-- Task --
Look for "числе" in each line of the entries, and return the matching lines.

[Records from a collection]
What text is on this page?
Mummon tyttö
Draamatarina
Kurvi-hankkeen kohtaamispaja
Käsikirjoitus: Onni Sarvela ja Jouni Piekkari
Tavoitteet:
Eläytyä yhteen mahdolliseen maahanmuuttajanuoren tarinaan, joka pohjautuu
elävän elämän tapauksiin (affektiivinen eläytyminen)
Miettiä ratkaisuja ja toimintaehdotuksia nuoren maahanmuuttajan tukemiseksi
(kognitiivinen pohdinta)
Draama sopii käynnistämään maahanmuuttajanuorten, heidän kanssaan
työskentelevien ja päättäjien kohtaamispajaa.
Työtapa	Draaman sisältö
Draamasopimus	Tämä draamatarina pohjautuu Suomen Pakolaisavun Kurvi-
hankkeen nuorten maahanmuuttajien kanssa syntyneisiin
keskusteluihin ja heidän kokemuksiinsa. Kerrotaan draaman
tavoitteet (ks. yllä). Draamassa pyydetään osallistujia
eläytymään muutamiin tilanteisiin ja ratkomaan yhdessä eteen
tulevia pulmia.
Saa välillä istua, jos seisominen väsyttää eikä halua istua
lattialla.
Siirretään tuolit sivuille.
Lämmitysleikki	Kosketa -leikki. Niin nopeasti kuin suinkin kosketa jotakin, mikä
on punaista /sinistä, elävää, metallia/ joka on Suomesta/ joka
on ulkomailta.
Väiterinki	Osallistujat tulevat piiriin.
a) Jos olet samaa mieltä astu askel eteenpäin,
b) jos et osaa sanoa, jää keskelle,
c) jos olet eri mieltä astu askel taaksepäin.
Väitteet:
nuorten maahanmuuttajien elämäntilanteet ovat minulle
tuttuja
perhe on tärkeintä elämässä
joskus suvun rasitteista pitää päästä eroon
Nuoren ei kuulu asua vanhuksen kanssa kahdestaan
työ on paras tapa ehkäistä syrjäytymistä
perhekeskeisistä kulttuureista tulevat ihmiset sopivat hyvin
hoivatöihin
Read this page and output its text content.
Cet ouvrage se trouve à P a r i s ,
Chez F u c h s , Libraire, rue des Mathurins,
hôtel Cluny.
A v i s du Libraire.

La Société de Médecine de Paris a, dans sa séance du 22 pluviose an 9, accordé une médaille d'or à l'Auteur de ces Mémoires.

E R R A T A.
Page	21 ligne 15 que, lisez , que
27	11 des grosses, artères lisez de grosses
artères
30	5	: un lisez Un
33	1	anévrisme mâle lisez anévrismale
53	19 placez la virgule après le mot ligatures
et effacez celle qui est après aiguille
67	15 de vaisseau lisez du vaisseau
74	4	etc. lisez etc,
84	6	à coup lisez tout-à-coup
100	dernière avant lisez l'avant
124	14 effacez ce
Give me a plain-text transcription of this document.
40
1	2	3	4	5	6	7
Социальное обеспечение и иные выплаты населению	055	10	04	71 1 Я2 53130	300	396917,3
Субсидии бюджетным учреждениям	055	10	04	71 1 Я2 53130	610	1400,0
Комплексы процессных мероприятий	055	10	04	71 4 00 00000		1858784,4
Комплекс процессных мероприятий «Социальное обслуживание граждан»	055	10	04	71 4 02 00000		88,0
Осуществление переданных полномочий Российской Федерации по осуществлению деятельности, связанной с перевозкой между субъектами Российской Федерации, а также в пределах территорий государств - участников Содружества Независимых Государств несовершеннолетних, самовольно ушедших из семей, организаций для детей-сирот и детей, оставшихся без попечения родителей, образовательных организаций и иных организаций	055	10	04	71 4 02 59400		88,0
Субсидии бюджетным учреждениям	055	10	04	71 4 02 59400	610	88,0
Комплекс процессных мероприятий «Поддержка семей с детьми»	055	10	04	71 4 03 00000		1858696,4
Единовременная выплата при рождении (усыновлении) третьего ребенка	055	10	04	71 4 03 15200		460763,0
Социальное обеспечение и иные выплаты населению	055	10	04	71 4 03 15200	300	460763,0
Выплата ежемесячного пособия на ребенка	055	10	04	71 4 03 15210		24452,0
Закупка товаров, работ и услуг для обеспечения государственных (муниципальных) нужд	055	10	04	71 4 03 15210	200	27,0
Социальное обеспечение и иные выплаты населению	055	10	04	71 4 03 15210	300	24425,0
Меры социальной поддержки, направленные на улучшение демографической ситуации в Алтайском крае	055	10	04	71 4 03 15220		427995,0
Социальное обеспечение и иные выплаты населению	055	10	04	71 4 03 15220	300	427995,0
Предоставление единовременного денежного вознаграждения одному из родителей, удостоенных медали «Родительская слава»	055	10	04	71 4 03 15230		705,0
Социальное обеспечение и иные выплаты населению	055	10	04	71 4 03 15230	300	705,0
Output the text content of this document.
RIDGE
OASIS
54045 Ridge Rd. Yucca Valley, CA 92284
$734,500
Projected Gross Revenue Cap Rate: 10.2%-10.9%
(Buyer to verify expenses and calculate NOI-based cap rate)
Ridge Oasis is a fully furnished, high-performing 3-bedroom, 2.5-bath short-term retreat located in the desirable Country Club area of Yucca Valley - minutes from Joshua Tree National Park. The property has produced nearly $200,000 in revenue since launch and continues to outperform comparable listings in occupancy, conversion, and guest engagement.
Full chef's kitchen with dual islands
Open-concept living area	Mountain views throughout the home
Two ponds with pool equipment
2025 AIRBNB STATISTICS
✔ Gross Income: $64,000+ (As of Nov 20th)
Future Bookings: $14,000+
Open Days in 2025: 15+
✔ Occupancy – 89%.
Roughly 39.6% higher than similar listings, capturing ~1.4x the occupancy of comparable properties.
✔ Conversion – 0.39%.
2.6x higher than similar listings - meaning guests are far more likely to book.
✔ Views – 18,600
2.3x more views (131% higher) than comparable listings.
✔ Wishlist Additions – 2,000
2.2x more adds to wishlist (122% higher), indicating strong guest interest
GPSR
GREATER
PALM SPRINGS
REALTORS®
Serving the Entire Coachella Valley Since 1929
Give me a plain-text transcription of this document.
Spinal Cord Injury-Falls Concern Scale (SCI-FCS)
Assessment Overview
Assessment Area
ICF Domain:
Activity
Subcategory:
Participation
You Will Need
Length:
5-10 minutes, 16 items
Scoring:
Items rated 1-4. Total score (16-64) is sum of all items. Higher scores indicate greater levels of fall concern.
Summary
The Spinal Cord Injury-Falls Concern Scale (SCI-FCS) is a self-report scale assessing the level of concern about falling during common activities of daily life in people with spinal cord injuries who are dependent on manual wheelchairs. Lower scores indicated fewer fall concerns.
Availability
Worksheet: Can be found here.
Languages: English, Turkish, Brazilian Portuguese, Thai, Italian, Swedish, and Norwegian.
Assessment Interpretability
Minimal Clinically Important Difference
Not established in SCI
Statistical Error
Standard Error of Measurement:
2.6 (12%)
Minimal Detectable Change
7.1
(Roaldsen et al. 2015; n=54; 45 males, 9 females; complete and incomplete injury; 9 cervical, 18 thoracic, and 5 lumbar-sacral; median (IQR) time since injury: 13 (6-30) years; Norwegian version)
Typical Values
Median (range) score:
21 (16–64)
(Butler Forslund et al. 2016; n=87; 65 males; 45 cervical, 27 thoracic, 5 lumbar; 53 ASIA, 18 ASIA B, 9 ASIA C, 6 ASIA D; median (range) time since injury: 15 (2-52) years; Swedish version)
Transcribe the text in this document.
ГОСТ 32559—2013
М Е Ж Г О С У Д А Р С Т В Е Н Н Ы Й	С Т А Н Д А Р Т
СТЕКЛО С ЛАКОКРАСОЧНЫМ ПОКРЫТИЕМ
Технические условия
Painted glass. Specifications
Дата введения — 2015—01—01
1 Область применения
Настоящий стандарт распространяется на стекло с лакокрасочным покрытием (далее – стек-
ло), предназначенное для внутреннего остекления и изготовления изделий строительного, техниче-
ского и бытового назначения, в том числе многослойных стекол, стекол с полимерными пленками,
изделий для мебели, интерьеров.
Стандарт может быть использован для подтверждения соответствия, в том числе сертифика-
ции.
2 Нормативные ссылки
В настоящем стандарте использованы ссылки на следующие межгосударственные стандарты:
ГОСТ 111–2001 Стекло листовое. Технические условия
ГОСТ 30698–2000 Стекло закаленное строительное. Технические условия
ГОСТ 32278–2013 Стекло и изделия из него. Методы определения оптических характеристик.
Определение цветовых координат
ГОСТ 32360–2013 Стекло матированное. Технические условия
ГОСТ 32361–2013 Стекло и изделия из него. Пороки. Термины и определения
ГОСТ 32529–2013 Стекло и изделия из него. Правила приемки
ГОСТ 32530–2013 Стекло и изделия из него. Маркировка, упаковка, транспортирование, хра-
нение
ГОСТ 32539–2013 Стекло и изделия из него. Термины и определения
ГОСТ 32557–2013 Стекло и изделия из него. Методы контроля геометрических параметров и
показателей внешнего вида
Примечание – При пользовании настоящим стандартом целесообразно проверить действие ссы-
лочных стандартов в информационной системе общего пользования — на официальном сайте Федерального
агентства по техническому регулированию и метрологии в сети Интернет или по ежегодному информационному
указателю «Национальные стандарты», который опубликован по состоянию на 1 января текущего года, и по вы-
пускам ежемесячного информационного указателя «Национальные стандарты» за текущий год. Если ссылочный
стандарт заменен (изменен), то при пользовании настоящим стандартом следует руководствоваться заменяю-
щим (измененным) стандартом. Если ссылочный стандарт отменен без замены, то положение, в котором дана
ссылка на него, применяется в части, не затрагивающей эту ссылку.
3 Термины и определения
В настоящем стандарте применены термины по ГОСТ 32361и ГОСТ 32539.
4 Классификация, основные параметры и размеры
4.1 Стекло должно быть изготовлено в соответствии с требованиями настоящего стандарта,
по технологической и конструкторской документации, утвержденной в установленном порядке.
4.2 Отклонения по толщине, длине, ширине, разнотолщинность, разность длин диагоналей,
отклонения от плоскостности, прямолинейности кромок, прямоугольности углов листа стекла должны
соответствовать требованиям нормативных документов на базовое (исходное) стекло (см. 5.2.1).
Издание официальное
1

-- Result --
ского и бытового назначения, в том числе многослойных стекол, стекол с полимерными пленками,
Стандарт может быть использован для подтверждения соответствия, в том числе сертифика-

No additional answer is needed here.